→ **Records shown**
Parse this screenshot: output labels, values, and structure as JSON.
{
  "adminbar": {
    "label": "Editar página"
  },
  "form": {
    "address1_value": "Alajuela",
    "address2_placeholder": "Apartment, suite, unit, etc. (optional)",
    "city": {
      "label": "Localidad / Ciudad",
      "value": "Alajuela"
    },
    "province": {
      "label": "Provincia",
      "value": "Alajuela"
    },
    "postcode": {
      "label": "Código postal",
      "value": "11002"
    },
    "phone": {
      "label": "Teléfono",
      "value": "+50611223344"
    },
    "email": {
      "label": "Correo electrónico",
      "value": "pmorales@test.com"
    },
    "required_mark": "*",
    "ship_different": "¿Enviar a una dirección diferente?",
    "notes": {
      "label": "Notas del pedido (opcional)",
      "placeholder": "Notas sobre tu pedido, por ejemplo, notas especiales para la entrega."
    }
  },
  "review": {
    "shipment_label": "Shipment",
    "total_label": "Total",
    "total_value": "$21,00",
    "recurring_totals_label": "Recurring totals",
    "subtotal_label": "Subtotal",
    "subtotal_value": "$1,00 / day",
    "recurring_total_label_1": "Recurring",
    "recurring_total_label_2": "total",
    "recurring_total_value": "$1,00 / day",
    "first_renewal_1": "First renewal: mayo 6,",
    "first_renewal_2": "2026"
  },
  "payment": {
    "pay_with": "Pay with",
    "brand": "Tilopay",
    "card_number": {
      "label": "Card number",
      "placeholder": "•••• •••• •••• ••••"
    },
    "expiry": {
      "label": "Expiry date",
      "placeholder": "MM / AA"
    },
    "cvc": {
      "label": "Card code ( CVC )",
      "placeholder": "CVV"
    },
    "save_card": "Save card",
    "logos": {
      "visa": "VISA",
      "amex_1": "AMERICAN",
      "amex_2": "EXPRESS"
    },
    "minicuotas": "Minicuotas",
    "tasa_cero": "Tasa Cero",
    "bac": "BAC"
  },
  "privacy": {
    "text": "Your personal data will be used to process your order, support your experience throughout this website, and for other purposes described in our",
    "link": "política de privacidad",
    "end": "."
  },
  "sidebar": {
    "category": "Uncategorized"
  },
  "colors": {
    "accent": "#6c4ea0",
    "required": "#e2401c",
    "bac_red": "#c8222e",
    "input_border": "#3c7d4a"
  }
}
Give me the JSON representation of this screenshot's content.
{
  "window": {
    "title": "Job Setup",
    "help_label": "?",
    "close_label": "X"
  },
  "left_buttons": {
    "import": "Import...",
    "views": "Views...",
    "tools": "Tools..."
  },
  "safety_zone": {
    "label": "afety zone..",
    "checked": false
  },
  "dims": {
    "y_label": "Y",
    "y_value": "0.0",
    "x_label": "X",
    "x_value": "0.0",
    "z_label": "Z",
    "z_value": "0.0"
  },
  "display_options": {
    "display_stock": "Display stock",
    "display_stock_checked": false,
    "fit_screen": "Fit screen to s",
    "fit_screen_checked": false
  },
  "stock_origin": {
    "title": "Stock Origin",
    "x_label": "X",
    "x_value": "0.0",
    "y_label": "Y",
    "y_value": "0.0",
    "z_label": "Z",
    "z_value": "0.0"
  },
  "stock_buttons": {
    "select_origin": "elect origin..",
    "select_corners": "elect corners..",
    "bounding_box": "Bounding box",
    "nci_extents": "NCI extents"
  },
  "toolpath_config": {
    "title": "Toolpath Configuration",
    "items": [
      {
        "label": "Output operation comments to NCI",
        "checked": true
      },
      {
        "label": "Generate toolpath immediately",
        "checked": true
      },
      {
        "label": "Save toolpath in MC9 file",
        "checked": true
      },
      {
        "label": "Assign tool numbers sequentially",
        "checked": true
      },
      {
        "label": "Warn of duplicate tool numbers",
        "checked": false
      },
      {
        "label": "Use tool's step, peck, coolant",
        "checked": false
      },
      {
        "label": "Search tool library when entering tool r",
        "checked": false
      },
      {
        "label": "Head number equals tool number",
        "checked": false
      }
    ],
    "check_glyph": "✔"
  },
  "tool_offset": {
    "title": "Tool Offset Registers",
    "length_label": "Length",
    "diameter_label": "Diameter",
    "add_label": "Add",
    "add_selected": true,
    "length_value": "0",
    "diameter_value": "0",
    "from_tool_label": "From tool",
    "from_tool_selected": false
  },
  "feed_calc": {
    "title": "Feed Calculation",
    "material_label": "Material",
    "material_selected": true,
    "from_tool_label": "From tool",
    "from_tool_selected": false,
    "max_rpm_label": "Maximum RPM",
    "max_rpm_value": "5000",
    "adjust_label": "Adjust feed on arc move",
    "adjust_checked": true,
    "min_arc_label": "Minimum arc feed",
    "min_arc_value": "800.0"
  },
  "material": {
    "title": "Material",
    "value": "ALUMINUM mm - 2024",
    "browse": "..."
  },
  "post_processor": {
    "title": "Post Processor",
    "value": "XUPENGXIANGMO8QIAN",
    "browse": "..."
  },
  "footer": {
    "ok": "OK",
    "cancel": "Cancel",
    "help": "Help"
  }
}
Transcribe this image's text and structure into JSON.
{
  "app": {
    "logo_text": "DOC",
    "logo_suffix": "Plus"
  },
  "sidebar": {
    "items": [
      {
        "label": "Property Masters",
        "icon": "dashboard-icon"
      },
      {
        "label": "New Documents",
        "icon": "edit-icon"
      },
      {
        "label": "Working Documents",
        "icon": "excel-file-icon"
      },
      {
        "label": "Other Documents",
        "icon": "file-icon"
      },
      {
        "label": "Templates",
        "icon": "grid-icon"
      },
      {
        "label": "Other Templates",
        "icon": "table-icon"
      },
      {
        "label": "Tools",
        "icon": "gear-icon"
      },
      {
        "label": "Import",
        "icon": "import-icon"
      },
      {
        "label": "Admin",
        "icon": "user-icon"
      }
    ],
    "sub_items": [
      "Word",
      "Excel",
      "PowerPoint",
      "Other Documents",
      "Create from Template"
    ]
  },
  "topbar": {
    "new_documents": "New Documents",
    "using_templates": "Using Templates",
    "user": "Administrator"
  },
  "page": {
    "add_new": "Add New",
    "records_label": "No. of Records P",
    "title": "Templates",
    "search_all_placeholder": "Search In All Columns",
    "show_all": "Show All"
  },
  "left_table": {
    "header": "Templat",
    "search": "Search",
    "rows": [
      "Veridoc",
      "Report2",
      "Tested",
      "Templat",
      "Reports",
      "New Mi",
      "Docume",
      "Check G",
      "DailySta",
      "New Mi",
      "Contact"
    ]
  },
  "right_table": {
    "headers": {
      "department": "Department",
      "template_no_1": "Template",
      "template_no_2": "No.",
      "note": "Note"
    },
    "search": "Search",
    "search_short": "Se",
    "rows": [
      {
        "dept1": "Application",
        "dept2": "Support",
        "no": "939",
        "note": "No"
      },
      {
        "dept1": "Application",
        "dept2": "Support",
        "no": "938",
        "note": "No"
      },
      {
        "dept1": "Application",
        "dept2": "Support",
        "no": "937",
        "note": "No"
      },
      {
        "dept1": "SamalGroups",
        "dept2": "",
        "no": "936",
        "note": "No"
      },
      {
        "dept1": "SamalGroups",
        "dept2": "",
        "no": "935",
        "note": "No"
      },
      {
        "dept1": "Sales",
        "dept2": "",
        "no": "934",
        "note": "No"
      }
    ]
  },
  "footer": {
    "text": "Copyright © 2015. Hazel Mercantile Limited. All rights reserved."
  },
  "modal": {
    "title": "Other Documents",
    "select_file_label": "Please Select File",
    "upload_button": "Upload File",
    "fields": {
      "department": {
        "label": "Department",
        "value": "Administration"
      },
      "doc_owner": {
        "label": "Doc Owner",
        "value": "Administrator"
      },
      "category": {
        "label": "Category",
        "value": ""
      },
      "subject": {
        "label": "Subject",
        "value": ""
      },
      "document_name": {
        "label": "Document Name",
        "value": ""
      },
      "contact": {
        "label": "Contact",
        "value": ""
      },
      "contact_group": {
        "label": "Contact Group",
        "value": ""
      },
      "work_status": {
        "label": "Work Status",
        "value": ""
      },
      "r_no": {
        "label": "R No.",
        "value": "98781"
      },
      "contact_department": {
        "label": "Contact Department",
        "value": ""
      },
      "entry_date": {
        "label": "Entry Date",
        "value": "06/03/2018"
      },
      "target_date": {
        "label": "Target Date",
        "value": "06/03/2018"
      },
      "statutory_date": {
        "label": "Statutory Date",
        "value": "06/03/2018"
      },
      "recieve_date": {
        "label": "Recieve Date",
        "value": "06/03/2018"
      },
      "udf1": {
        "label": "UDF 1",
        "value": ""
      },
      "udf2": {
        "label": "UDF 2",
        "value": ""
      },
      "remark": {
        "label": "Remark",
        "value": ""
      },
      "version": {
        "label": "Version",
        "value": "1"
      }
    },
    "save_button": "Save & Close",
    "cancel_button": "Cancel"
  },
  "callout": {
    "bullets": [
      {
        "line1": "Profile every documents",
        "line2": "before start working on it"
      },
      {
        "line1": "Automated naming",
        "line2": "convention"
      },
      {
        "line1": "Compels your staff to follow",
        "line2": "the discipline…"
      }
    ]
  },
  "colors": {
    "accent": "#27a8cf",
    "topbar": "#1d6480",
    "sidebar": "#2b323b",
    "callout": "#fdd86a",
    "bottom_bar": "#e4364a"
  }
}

→ **The exercise**
Pick out every line with the string "structure" and copy it.

→ **Problem solution**
Parse this screenshot: output labels, values, and structure as JSON.
Transcribe this image's text and structure into JSON.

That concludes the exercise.